### What you need to do
Look through the data below and return each line where "verdi" appears.

[Items from a dataset]
:::

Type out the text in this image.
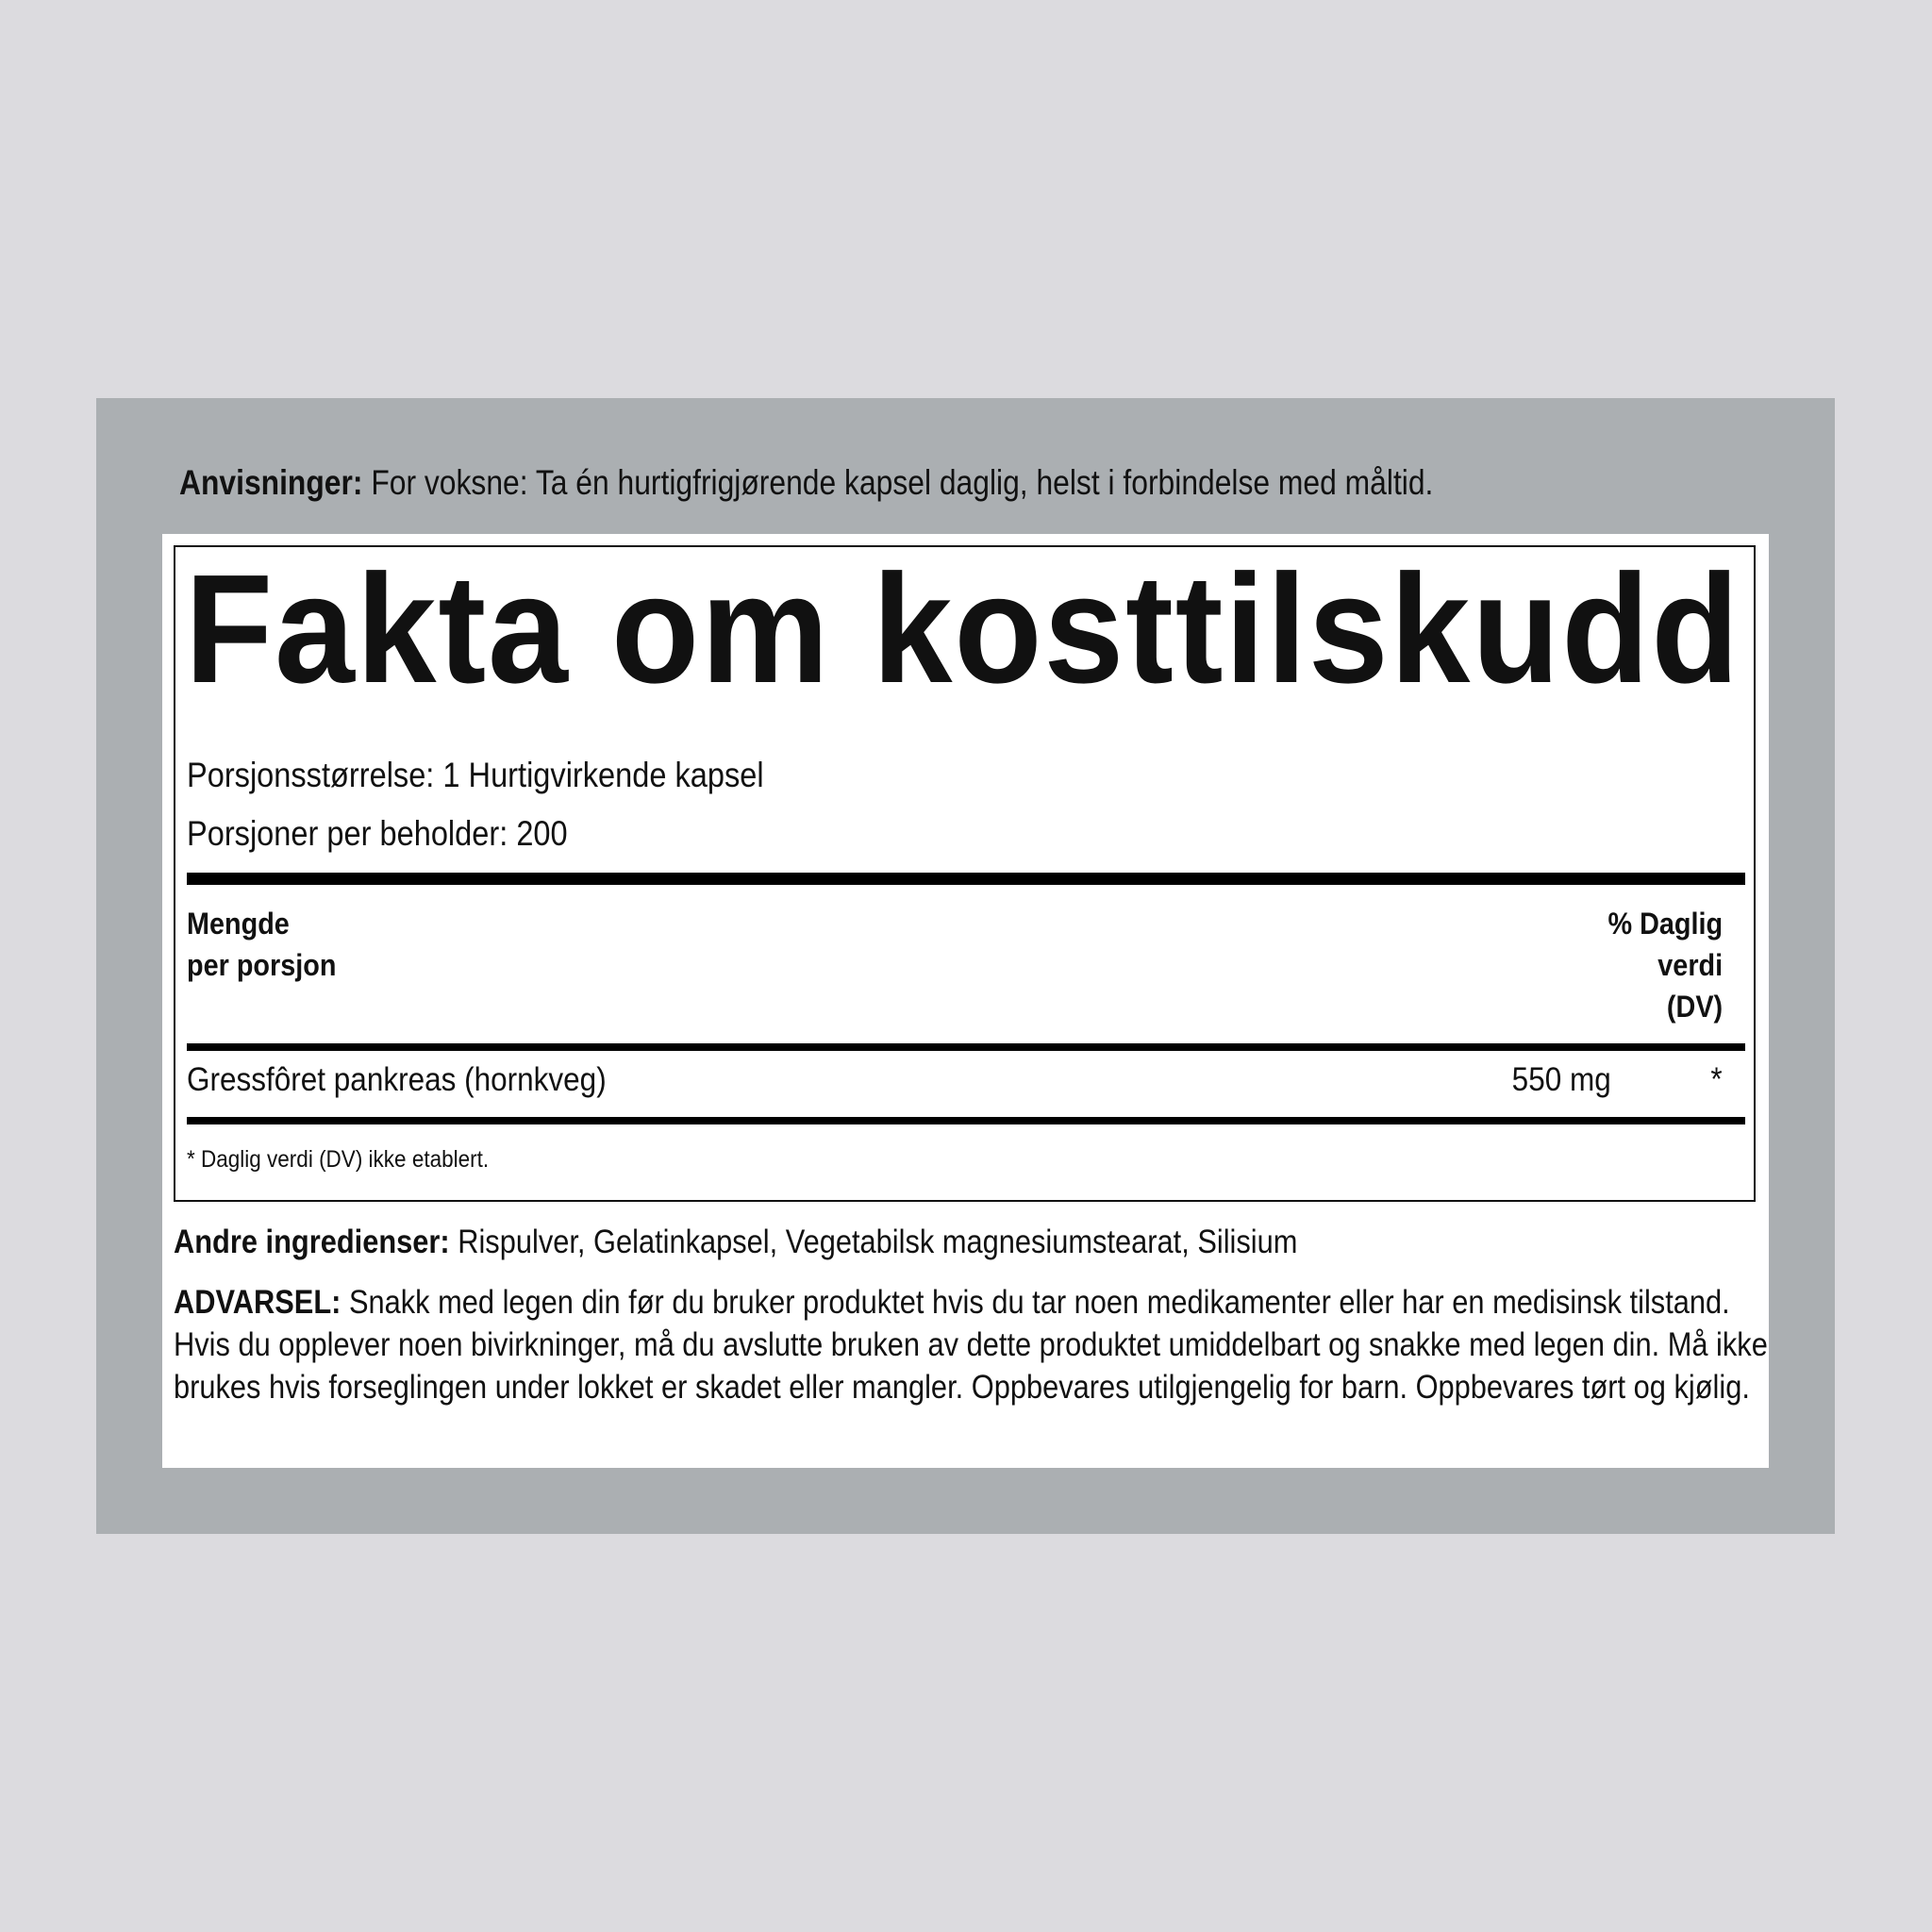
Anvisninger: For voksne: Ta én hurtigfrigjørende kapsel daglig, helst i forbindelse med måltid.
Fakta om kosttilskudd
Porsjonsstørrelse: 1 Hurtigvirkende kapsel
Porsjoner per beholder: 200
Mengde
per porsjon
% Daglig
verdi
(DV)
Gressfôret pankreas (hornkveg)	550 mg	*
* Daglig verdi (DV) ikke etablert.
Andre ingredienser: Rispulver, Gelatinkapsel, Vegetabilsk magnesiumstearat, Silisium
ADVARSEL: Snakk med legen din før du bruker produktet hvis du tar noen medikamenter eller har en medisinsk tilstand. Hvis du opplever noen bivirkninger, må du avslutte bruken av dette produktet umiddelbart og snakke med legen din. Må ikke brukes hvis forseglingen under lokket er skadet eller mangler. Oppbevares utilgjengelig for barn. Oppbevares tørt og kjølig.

:::

### Reply to the task
verdi
* Daglig verdi (DV) ikke etablert.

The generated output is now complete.